═══ EXTRACTED MATERIAL
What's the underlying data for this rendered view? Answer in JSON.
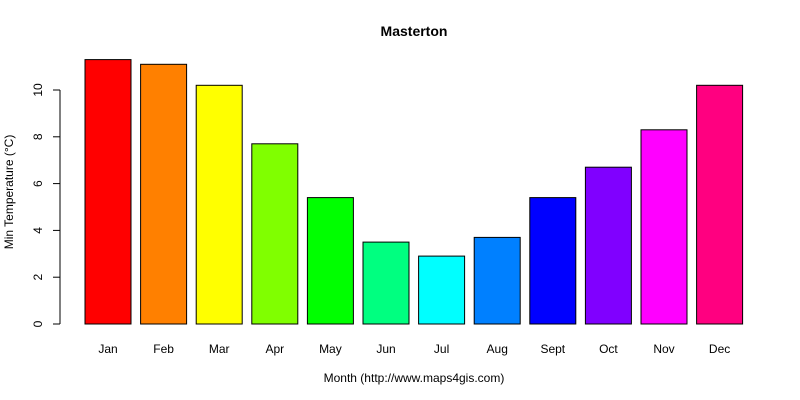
{
  "chart_data": {
    "type": "bar",
    "title": "Masterton",
    "xlabel": "Month (http://www.maps4gis.com)",
    "ylabel": "Min Temperature (°C)",
    "categories": [
      "Jan",
      "Feb",
      "Mar",
      "Apr",
      "May",
      "Jun",
      "Jul",
      "Aug",
      "Sept",
      "Oct",
      "Nov",
      "Dec"
    ],
    "values": [
      11.3,
      11.1,
      10.2,
      7.7,
      5.4,
      3.5,
      2.9,
      3.7,
      5.4,
      6.7,
      8.3,
      10.2
    ],
    "colors": [
      "#FF0000",
      "#FF8000",
      "#FFFF00",
      "#80FF00",
      "#00FF00",
      "#00FF80",
      "#00FFFF",
      "#0080FF",
      "#0000FF",
      "#8000FF",
      "#FF00FF",
      "#FF0080"
    ],
    "yticks": [
      0,
      2,
      4,
      6,
      8,
      10
    ],
    "ylim": [
      0,
      11.3
    ],
    "grid": false,
    "legend": "none"
  }
}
══════
TASK DIRECTIONS
Your task is to transcribe all of the records precisely, with no images included.

TASK RESPONSE
What's the underlying data for this rendered view? Answer in JSON.
{
  "chart_data": {
    "type": "bar",
    "title": "Masterton",
    "xlabel": "Month (http://www.maps4gis.com)",
    "ylabel": "Min Temperature (°C)",
    "categories": [
      "Jan",
      "Feb",
      "Mar",
      "Apr",
      "May",
      "Jun",
      "Jul",
      "Aug",
      "Sept",
      "Oct",
      "Nov",
      "Dec"
    ],
    "values": [
      11.3,
      11.1,
      10.2,
      7.7,
      5.4,
      3.5,
      2.9,
      3.7,
      5.4,
      6.7,
      8.3,
      10.2
    ],
    "colors": [
      "#FF0000",
      "#FF8000",
      "#FFFF00",
      "#80FF00",
      "#00FF00",
      "#00FF80",
      "#00FFFF",
      "#0080FF",
      "#0000FF",
      "#8000FF",
      "#FF00FF",
      "#FF0080"
    ],
    "yticks": [
      0,
      2,
      4,
      6,
      8,
      10
    ],
    "ylim": [
      0,
      11.3
    ],
    "grid": false,
    "legend": "none"
  }
}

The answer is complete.